• **Requirement**
Leave out any picture and return the remaining listing below exactly as given.

• **Figure contents as structured data**
^^^^

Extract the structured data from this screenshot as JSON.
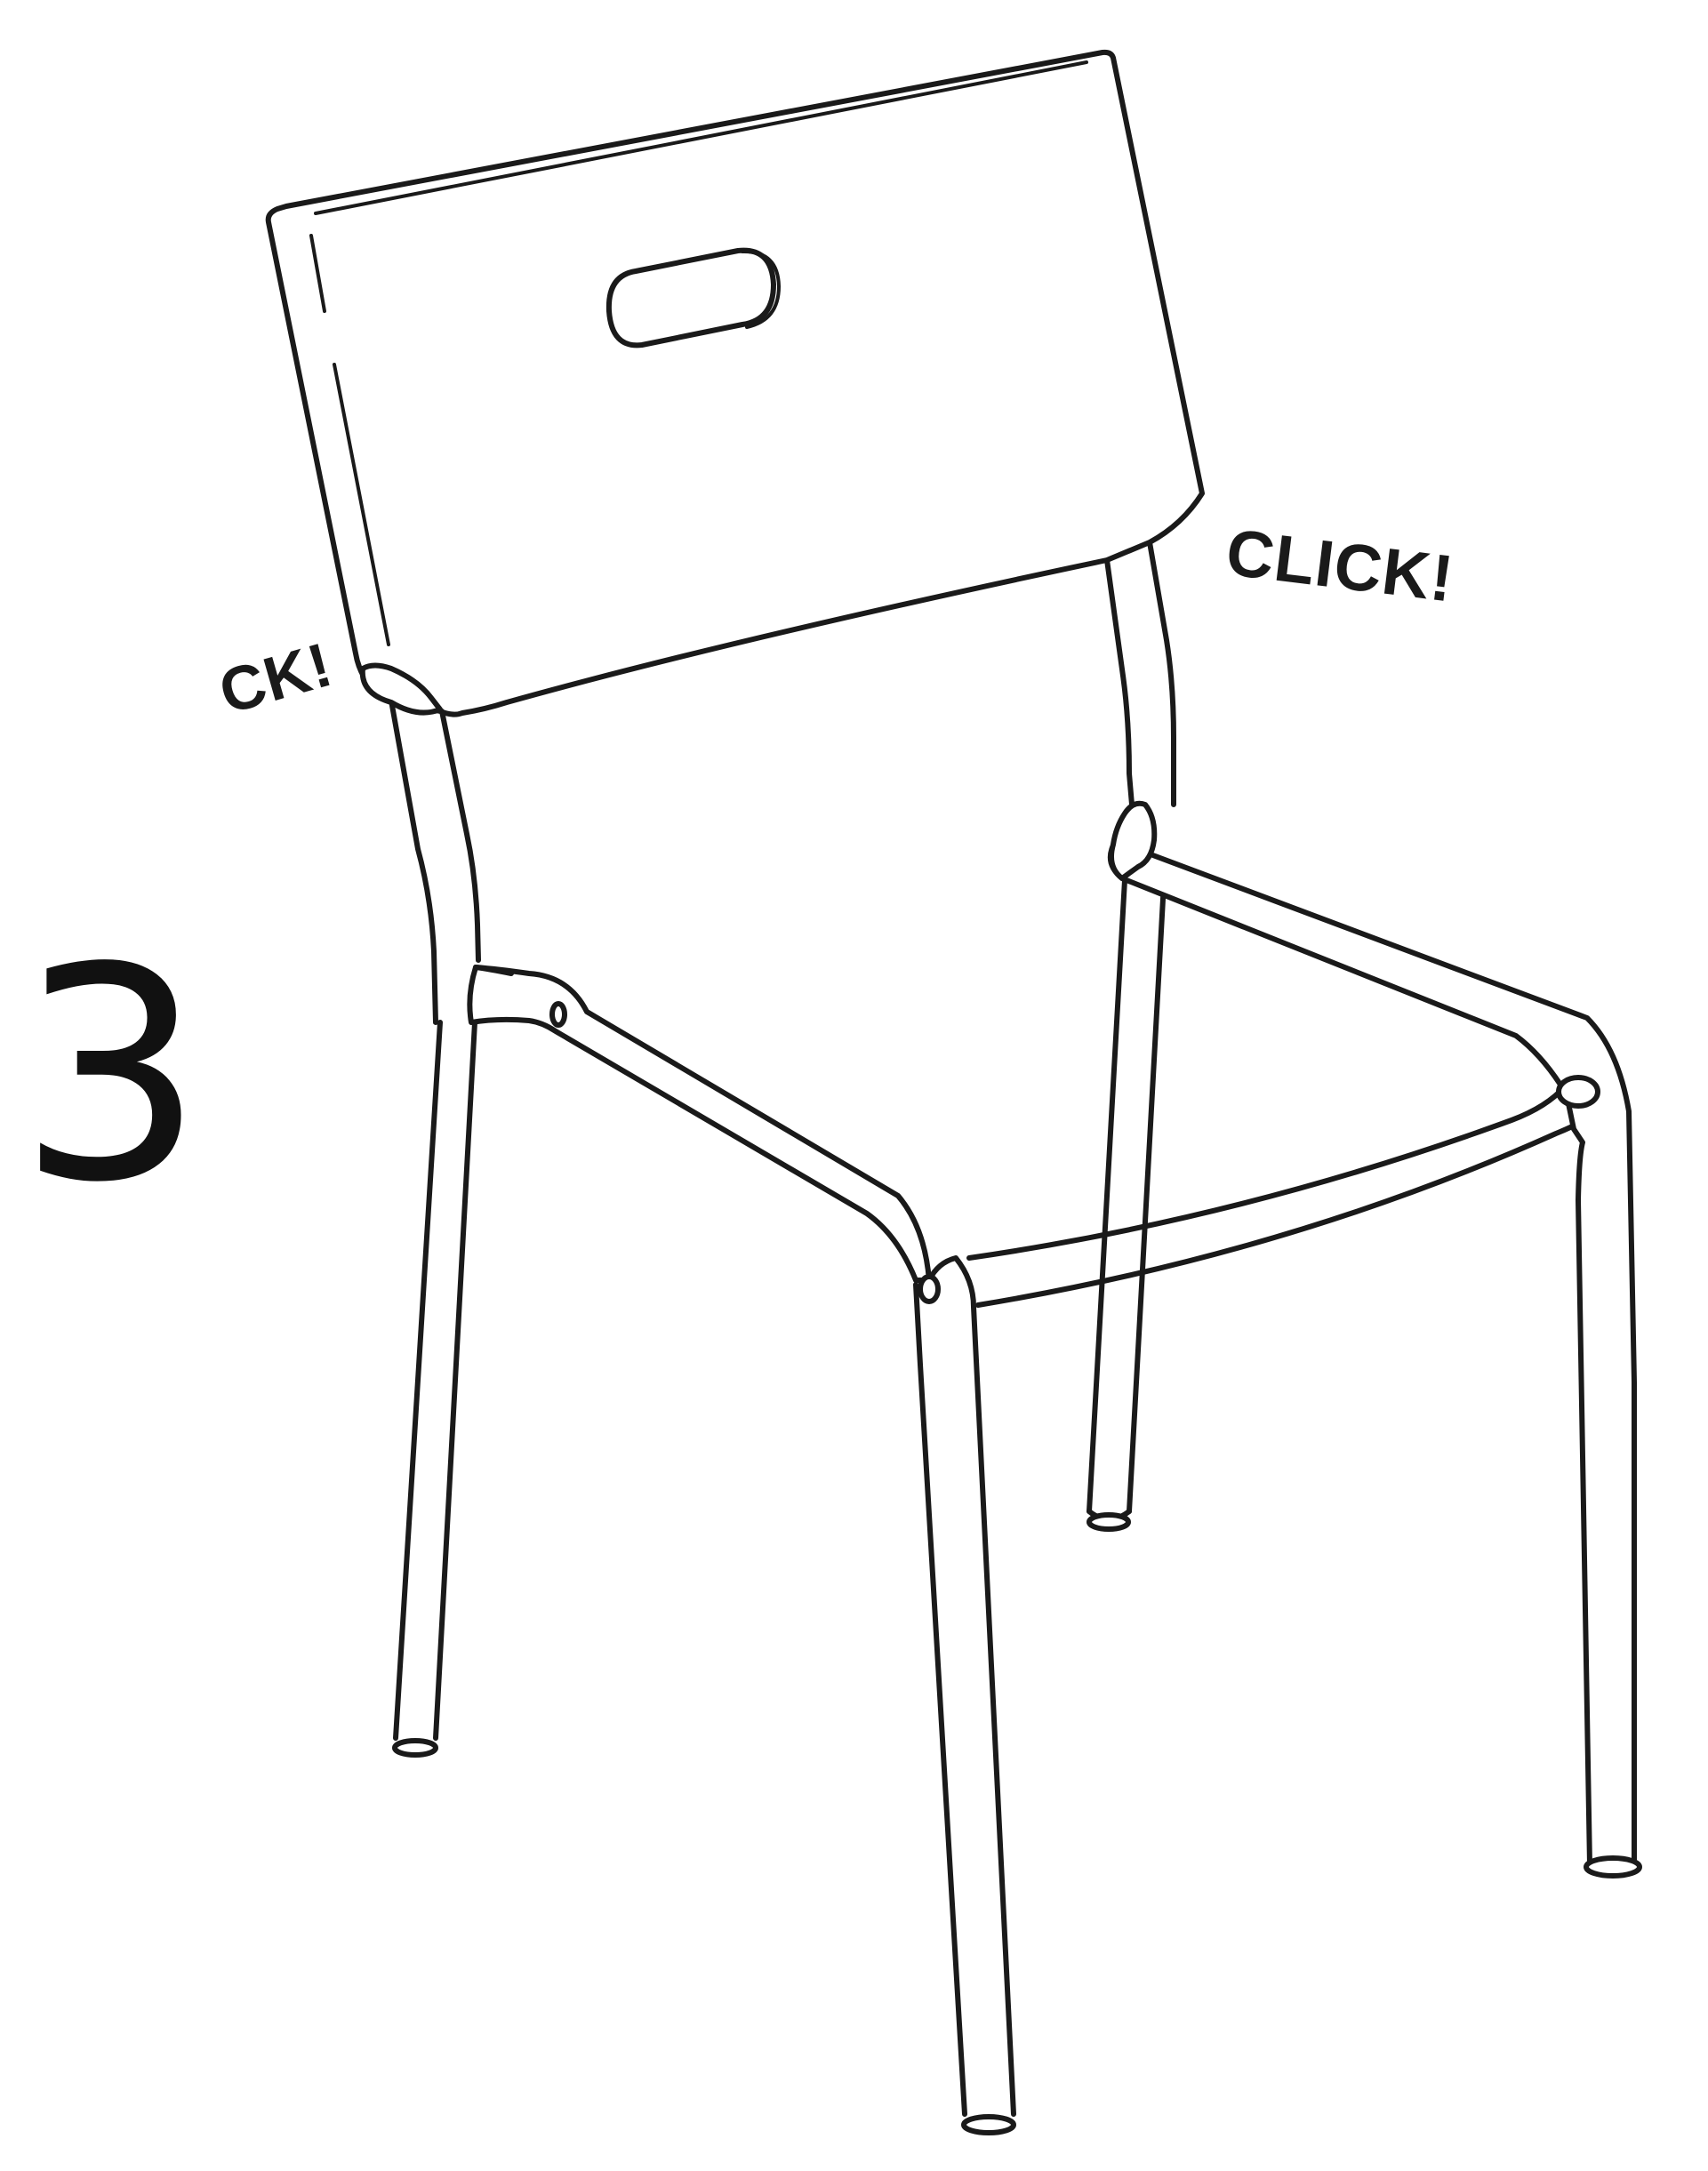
{
  "step": {
    "number": "3"
  },
  "annotations": {
    "click_right": "CLICK!",
    "click_left": "CK!"
  },
  "colors": {
    "line": "#1a1a1a",
    "background": "#ffffff"
  }
}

^^^^

• **Solution to this task**
Extract the structured data from this screenshot as JSON.
{
  "step": {
    "number": "3"
  },
  "annotations": {
    "click_right": "CLICK!",
    "click_left": "CK!"
  },
  "colors": {
    "line": "#1a1a1a",
    "background": "#ffffff"
  }
}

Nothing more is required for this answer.